-- Begin MATERIAL --

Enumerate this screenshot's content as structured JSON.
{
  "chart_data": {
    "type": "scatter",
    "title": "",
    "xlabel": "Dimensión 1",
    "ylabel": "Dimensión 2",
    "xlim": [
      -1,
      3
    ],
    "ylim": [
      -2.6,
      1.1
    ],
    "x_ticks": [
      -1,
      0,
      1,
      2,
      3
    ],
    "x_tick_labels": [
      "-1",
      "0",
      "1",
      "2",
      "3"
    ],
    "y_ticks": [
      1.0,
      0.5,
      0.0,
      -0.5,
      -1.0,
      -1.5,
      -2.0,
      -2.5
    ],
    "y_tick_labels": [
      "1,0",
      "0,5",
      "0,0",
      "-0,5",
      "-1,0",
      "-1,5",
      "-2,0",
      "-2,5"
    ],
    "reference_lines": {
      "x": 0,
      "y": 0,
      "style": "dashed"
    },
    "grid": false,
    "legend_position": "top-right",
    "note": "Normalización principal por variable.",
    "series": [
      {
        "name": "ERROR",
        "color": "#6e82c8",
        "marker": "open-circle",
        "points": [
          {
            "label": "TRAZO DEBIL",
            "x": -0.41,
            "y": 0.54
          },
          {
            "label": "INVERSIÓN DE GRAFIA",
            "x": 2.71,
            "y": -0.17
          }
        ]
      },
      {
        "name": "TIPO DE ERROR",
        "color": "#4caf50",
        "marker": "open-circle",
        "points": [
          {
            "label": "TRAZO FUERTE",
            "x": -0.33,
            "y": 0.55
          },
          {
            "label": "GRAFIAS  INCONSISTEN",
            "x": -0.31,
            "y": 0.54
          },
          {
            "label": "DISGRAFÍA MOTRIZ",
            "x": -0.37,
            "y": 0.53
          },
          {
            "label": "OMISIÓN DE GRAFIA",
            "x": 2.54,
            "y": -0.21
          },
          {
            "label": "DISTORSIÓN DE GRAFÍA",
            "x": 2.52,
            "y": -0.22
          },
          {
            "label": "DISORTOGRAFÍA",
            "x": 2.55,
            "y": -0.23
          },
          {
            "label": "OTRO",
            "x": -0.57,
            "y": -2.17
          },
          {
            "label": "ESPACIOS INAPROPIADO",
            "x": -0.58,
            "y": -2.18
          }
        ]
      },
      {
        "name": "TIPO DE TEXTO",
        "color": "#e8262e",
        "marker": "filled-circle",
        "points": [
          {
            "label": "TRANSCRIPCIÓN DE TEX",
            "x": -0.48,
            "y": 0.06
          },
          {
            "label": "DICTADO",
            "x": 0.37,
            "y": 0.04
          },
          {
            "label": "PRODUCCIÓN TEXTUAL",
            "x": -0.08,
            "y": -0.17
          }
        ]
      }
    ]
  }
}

-- End MATERIAL --

• [YOUR TASK]
Copy out all of the lines above exactly.

• [SOLUTION FOR THIS TASK]
Enumerate this screenshot's content as structured JSON.
{
  "chart_data": {
    "type": "scatter",
    "title": "",
    "xlabel": "Dimensión 1",
    "ylabel": "Dimensión 2",
    "xlim": [
      -1,
      3
    ],
    "ylim": [
      -2.6,
      1.1
    ],
    "x_ticks": [
      -1,
      0,
      1,
      2,
      3
    ],
    "x_tick_labels": [
      "-1",
      "0",
      "1",
      "2",
      "3"
    ],
    "y_ticks": [
      1.0,
      0.5,
      0.0,
      -0.5,
      -1.0,
      -1.5,
      -2.0,
      -2.5
    ],
    "y_tick_labels": [
      "1,0",
      "0,5",
      "0,0",
      "-0,5",
      "-1,0",
      "-1,5",
      "-2,0",
      "-2,5"
    ],
    "reference_lines": {
      "x": 0,
      "y": 0,
      "style": "dashed"
    },
    "grid": false,
    "legend_position": "top-right",
    "note": "Normalización principal por variable.",
    "series": [
      {
        "name": "ERROR",
        "color": "#6e82c8",
        "marker": "open-circle",
        "points": [
          {
            "label": "TRAZO DEBIL",
            "x": -0.41,
            "y": 0.54
          },
          {
            "label": "INVERSIÓN DE GRAFIA",
            "x": 2.71,
            "y": -0.17
          }
        ]
      },
      {
        "name": "TIPO DE ERROR",
        "color": "#4caf50",
        "marker": "open-circle",
        "points": [
          {
            "label": "TRAZO FUERTE",
            "x": -0.33,
            "y": 0.55
          },
          {
            "label": "GRAFIAS  INCONSISTEN",
            "x": -0.31,
            "y": 0.54
          },
          {
            "label": "DISGRAFÍA MOTRIZ",
            "x": -0.37,
            "y": 0.53
          },
          {
            "label": "OMISIÓN DE GRAFIA",
            "x": 2.54,
            "y": -0.21
          },
          {
            "label": "DISTORSIÓN DE GRAFÍA",
            "x": 2.52,
            "y": -0.22
          },
          {
            "label": "DISORTOGRAFÍA",
            "x": 2.55,
            "y": -0.23
          },
          {
            "label": "OTRO",
            "x": -0.57,
            "y": -2.17
          },
          {
            "label": "ESPACIOS INAPROPIADO",
            "x": -0.58,
            "y": -2.18
          }
        ]
      },
      {
        "name": "TIPO DE TEXTO",
        "color": "#e8262e",
        "marker": "filled-circle",
        "points": [
          {
            "label": "TRANSCRIPCIÓN DE TEX",
            "x": -0.48,
            "y": 0.06
          },
          {
            "label": "DICTADO",
            "x": 0.37,
            "y": 0.04
          },
          {
            "label": "PRODUCCIÓN TEXTUAL",
            "x": -0.08,
            "y": -0.17
          }
        ]
      }
    ]
  }
}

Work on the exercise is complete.